CONSIGNE A —
Répondez, s'il vous plaît, aux questions suivantes d'après l'extrait :
(i) Selon la femme citée, qu'arrive-t-il nécessairement à celui qui ne se modère pas ?
(ii) De quoi cette femme sut-elle encore vivre en de cruelles extrémités ?
(iii) De quoi l'extrait dit-il vouloir surtout parler ?

EXTRAIT DU DOCUMENT —
# # #

Sera-ce aussi la destinée de l’ennemi qui nous a couverts de ses projectiles ? Il est aveuglé par la bonne fortune, comme disait du vainqueur d’Iéna une héroïque femme qui sut encore vivre de pain et de sel en de cruelles extrémités. « Il est sans modération, ajoutait-elle, et qui ne se modère pas perd nécessairement l’équilibre et tombe. » Il devrait donc tomber à son tour, l’ennemi qui ne sait s’arrêter à propos, mais à une condition, celle de notre constance inébranlable. La France aura-t-elle plus de fermeté qu’il n’y a eu de violence dans l’invasion qu’elle a subie ? C’est le secret de l’avenir ; mais c’est du droit des gens que nous voulons surtout parler.

# # #

LIGNES FOURNIES —
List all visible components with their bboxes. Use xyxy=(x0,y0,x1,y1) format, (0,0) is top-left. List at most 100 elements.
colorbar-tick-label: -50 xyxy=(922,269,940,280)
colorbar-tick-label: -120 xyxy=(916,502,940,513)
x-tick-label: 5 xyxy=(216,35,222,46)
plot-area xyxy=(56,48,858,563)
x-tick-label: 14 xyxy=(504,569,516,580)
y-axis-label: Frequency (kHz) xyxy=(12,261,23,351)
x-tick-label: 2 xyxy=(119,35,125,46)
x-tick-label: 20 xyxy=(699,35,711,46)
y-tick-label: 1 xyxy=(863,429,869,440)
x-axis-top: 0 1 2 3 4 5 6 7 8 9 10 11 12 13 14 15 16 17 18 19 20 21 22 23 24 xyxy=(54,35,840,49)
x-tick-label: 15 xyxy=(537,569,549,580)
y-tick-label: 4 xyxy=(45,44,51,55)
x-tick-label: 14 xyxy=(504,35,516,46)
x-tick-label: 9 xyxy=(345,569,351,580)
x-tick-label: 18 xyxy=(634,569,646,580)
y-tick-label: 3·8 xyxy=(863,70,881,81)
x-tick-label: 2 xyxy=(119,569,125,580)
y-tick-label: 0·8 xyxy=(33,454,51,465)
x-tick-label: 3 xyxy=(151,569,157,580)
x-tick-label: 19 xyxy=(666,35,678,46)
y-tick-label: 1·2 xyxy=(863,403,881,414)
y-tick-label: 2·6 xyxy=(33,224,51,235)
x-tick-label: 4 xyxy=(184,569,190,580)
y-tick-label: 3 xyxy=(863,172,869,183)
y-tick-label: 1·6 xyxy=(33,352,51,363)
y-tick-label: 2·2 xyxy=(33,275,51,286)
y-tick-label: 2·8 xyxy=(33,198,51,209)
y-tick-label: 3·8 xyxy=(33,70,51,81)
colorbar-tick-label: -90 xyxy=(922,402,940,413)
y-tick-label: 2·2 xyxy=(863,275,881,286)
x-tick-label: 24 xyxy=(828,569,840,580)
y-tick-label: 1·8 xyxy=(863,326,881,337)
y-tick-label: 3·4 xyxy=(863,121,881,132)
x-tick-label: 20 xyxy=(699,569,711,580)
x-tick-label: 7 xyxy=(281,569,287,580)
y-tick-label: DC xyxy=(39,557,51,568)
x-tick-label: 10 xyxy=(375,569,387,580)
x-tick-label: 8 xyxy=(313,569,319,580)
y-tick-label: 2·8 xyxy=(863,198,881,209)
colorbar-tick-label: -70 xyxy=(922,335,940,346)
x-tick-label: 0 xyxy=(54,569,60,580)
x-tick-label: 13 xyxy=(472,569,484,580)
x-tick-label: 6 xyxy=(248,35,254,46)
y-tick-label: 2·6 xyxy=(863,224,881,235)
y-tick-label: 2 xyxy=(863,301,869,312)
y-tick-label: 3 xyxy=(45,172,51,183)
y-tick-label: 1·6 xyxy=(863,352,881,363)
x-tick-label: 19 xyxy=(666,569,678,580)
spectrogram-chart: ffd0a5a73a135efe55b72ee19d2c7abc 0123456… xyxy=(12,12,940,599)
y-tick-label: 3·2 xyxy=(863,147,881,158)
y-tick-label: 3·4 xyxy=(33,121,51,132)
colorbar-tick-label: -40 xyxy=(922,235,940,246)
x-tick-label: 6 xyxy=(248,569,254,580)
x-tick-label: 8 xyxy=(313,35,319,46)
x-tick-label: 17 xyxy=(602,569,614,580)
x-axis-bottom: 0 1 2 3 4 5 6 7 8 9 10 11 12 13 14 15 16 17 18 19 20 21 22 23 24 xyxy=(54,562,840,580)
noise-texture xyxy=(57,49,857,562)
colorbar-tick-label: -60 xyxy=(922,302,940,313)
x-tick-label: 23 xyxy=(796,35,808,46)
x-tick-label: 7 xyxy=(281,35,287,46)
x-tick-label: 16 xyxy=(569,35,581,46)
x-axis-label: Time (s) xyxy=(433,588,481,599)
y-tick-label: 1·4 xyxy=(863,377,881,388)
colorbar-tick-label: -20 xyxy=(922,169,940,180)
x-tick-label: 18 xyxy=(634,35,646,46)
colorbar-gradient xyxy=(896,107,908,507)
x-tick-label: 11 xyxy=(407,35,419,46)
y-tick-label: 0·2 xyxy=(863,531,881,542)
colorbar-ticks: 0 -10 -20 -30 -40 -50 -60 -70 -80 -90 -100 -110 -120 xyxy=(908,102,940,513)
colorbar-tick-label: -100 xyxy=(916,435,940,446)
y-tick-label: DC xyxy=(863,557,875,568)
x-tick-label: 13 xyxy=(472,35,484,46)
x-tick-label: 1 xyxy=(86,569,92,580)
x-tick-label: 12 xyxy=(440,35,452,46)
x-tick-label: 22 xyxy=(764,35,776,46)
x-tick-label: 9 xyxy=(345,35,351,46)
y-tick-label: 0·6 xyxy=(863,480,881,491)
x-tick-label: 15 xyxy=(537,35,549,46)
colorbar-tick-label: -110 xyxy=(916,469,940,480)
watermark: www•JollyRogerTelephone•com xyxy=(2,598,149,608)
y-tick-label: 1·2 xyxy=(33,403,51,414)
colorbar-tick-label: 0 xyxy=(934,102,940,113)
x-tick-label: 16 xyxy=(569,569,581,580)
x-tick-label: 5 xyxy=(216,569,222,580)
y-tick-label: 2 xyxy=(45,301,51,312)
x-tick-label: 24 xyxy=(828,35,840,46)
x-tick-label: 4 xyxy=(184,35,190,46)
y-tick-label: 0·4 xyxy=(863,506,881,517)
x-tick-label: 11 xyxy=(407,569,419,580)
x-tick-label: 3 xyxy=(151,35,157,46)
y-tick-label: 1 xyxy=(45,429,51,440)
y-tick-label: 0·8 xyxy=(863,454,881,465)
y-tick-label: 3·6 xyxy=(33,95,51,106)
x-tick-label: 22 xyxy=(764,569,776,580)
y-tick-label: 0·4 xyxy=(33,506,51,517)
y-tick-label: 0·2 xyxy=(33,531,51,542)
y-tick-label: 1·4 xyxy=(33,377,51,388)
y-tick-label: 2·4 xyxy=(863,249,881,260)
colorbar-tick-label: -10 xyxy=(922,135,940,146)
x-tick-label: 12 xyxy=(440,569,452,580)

# # #

CONSIGNE B — Restituez en liste numérotée les lignes fournies, depuis la toute première jusqu'à celle qui contient « x-tick-label: 5 xyxy=(216,35,222,46) », cette dernière incluse, en omettant les lignes vides.

CORRIGÉ A —
(i) Il perd nécessairement l'équilibre et tombe.
(ii) De pain et de sel.
(iii) Du droit des gens.

CORRIGÉ B —
1. List all visible components with their bboxes. Use xyxy=(x0,y0,x1,y1) format, (0,0) is top-left. List at most 100 elements.
2. colorbar-tick-label: -50 xyxy=(922,269,940,280)
3. colorbar-tick-label: -120 xyxy=(916,502,940,513)
4. x-tick-label: 5 xyxy=(216,35,222,46)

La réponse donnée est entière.